# Extracted data start
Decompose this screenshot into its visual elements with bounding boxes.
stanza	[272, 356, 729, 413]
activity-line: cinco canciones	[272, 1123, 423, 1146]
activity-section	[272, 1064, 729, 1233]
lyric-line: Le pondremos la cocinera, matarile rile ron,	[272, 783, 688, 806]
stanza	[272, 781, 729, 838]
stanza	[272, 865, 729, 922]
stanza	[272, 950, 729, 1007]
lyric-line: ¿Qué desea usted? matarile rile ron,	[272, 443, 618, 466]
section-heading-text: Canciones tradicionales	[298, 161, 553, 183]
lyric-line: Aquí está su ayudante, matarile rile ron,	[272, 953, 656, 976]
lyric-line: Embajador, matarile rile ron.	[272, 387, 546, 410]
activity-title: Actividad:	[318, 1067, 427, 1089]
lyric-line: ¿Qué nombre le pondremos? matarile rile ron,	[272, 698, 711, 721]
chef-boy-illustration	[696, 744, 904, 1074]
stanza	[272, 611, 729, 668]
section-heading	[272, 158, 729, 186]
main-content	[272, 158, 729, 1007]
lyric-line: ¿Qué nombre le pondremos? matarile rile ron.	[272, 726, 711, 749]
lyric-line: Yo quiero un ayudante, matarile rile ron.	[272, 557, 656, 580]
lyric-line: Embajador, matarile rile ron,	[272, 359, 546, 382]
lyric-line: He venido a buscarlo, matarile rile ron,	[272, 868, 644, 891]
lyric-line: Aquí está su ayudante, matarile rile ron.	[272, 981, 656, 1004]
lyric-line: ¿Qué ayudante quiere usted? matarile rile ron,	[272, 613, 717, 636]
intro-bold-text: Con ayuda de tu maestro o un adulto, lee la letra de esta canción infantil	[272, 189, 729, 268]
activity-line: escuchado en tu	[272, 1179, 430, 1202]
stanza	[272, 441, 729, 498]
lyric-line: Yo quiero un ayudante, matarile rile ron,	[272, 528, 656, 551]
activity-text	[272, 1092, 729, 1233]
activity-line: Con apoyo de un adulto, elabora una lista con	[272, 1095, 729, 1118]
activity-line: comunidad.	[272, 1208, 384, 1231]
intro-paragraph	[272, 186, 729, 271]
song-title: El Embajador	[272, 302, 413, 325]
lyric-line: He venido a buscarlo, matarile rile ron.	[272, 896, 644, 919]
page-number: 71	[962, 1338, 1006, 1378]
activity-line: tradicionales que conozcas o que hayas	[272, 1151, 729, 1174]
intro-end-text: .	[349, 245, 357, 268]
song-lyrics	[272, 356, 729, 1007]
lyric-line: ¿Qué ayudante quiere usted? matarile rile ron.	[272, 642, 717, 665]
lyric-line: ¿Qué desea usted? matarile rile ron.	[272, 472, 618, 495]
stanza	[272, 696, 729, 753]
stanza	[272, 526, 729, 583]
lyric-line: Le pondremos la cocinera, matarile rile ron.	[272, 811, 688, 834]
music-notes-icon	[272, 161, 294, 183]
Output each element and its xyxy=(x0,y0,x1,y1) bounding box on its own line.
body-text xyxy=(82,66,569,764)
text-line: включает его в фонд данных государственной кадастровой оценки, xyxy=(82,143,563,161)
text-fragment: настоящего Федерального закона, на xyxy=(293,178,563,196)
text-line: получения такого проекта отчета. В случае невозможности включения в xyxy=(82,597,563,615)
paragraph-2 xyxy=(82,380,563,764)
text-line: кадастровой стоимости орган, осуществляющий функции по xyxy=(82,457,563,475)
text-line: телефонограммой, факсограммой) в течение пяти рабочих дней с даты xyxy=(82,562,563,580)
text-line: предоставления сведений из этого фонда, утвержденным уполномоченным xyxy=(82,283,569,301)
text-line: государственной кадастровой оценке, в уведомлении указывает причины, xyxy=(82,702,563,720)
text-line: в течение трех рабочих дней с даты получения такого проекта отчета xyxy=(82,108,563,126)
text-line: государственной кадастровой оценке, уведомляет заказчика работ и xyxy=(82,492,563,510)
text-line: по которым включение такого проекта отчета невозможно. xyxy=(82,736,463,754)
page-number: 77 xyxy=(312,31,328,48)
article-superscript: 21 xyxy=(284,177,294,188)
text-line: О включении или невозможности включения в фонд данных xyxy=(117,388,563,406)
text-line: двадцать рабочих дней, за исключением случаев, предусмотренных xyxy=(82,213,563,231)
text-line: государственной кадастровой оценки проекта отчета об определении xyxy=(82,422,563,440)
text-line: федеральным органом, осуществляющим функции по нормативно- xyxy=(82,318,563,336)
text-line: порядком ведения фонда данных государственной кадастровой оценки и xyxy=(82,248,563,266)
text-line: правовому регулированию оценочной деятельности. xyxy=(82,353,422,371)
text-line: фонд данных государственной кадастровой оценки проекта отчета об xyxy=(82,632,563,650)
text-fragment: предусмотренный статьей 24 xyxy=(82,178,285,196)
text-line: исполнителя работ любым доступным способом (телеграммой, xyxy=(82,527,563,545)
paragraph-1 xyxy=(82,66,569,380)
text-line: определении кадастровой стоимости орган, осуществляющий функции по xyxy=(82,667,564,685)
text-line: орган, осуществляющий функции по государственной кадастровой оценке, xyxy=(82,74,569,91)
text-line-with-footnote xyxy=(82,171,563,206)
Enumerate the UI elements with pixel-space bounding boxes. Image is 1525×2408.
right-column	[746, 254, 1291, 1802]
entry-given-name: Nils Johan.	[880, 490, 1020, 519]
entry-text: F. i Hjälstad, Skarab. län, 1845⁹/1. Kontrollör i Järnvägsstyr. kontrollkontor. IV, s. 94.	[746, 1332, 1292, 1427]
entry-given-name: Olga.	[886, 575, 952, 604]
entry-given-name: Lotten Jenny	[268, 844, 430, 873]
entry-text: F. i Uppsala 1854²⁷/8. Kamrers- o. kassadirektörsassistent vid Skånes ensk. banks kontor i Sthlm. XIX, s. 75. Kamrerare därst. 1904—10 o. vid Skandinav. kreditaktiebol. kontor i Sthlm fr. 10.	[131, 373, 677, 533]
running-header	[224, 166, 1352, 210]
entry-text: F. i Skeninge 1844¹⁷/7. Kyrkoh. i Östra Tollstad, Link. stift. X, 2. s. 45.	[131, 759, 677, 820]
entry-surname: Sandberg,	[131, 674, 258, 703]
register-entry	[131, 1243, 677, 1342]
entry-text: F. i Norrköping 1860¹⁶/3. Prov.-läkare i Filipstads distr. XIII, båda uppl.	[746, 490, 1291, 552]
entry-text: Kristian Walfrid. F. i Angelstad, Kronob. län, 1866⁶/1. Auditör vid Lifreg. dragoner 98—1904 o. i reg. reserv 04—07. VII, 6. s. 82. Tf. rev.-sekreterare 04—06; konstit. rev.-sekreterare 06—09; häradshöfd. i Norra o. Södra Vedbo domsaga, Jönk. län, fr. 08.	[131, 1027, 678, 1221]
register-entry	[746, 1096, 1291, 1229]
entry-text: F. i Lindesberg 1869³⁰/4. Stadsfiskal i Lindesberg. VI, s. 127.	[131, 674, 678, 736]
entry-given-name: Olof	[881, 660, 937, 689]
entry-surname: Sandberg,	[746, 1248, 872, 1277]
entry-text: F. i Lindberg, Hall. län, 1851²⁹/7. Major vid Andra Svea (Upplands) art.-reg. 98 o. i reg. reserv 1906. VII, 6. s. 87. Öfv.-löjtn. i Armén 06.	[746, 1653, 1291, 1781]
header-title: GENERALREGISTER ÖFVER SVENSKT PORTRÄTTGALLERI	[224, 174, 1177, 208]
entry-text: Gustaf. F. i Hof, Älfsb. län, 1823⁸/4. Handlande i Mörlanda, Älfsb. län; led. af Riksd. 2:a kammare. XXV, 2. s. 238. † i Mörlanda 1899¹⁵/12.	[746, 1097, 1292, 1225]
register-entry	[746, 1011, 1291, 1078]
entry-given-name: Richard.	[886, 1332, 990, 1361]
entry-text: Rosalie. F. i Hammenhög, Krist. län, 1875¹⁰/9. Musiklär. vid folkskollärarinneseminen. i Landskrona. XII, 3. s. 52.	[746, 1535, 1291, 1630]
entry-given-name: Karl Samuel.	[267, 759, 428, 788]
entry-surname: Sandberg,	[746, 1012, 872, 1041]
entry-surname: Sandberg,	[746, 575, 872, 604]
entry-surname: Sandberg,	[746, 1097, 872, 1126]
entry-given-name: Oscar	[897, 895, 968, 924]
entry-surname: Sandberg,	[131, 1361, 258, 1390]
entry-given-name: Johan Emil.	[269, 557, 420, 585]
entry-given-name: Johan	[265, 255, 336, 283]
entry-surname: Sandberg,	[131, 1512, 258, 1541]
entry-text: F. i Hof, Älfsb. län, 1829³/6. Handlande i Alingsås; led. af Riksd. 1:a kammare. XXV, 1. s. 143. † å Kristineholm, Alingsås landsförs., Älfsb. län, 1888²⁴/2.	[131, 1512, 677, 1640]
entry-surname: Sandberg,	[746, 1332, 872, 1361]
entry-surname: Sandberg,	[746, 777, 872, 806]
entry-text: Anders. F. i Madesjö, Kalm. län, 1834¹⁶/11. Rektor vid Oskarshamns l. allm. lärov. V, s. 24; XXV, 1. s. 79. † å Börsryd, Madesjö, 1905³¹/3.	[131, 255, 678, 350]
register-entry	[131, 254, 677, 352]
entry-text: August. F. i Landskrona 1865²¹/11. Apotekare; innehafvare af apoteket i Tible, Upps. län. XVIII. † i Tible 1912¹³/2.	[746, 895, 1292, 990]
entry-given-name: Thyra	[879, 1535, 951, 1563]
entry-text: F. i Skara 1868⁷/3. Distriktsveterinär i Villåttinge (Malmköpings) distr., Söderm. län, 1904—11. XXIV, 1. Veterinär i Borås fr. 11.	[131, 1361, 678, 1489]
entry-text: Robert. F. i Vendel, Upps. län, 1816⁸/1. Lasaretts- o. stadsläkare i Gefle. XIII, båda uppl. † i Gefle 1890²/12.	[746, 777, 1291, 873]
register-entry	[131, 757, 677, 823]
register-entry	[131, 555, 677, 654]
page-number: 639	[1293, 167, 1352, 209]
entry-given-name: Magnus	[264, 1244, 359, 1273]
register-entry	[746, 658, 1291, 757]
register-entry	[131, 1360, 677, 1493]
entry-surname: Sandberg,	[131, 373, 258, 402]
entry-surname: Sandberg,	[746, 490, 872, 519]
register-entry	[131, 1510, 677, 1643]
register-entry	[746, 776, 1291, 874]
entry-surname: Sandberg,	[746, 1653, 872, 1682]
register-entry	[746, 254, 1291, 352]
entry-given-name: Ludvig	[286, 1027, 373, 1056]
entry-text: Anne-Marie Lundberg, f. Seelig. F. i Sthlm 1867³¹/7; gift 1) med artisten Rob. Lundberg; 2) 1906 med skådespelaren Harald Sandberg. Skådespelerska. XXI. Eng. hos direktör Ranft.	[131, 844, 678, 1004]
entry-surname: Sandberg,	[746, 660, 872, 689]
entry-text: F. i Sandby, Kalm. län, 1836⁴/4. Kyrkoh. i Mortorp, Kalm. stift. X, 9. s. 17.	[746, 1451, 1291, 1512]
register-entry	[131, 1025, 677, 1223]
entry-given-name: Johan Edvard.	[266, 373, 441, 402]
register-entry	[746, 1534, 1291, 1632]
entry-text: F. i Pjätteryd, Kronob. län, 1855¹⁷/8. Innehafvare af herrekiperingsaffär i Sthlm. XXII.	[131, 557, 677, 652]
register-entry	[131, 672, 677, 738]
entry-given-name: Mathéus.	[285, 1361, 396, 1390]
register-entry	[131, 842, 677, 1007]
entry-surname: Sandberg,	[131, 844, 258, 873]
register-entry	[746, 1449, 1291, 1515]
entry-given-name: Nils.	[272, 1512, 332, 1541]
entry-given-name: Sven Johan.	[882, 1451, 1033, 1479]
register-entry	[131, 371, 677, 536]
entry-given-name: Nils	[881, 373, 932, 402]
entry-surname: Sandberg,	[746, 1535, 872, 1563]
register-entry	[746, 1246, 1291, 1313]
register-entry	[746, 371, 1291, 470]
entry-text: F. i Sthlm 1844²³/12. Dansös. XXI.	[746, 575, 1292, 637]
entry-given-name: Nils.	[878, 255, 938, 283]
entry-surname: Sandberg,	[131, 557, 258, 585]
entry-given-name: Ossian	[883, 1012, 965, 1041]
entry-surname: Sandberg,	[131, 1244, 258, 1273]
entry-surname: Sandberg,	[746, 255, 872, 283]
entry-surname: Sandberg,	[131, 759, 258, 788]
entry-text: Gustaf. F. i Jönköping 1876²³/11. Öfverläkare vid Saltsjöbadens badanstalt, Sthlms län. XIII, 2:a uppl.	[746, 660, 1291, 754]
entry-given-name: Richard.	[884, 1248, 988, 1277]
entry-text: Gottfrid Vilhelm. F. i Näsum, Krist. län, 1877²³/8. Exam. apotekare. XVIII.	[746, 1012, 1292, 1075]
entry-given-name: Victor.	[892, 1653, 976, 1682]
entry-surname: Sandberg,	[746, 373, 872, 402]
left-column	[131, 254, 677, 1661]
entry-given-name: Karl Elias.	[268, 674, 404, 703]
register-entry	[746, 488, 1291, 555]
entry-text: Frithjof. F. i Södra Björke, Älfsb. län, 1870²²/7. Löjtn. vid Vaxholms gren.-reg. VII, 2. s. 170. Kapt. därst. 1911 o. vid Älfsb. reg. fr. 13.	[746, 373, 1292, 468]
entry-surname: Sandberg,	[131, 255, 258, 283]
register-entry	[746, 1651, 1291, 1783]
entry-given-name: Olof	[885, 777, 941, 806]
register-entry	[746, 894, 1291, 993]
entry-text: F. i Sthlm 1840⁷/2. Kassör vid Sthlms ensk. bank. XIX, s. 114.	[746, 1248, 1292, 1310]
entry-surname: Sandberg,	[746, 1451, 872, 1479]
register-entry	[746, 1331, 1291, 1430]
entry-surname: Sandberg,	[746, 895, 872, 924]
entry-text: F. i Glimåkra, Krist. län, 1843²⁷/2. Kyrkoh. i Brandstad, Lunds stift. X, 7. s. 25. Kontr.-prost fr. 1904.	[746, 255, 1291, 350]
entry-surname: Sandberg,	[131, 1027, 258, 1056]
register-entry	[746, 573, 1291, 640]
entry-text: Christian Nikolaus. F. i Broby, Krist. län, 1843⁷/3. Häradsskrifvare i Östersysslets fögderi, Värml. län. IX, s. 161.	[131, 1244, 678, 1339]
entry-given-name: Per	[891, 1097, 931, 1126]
# Extracted data end
• **Required task**: Please reproduce the listing from its first line through the line containing "613, 717, 636]", renaming "stanza" to "verse" and leaving everything else unchanged. Give only those lines.

• **Task solution**:
Decompose this screenshot into its visual elements with bounding boxes.
verse	[272, 356, 729, 413]
activity-line: cinco canciones	[272, 1123, 423, 1146]
activity-section	[272, 1064, 729, 1233]
lyric-line: Le pondremos la cocinera, matarile rile ron,	[272, 783, 688, 806]
verse	[272, 781, 729, 838]
verse	[272, 865, 729, 922]
verse	[272, 950, 729, 1007]
lyric-line: ¿Qué desea usted? matarile rile ron,	[272, 443, 618, 466]
section-heading-text: Canciones tradicionales	[298, 161, 553, 183]
lyric-line: Aquí está su ayudante, matarile rile ron,	[272, 953, 656, 976]
lyric-line: Embajador, matarile rile ron.	[272, 387, 546, 410]
activity-title: Actividad:	[318, 1067, 427, 1089]
lyric-line: ¿Qué nombre le pondremos? matarile rile ron,	[272, 698, 711, 721]
chef-boy-illustration	[696, 744, 904, 1074]
verse	[272, 611, 729, 668]
section-heading	[272, 158, 729, 186]
main-content	[272, 158, 729, 1007]
lyric-line: ¿Qué nombre le pondremos? matarile rile ron.	[272, 726, 711, 749]
lyric-line: Yo quiero un ayudante, matarile rile ron.	[272, 557, 656, 580]
lyric-line: Embajador, matarile rile ron,	[272, 359, 546, 382]
lyric-line: He venido a buscarlo, matarile rile ron,	[272, 868, 644, 891]
lyric-line: Aquí está su ayudante, matarile rile ron.	[272, 981, 656, 1004]
lyric-line: ¿Qué ayudante quiere usted? matarile rile ron,	[272, 613, 717, 636]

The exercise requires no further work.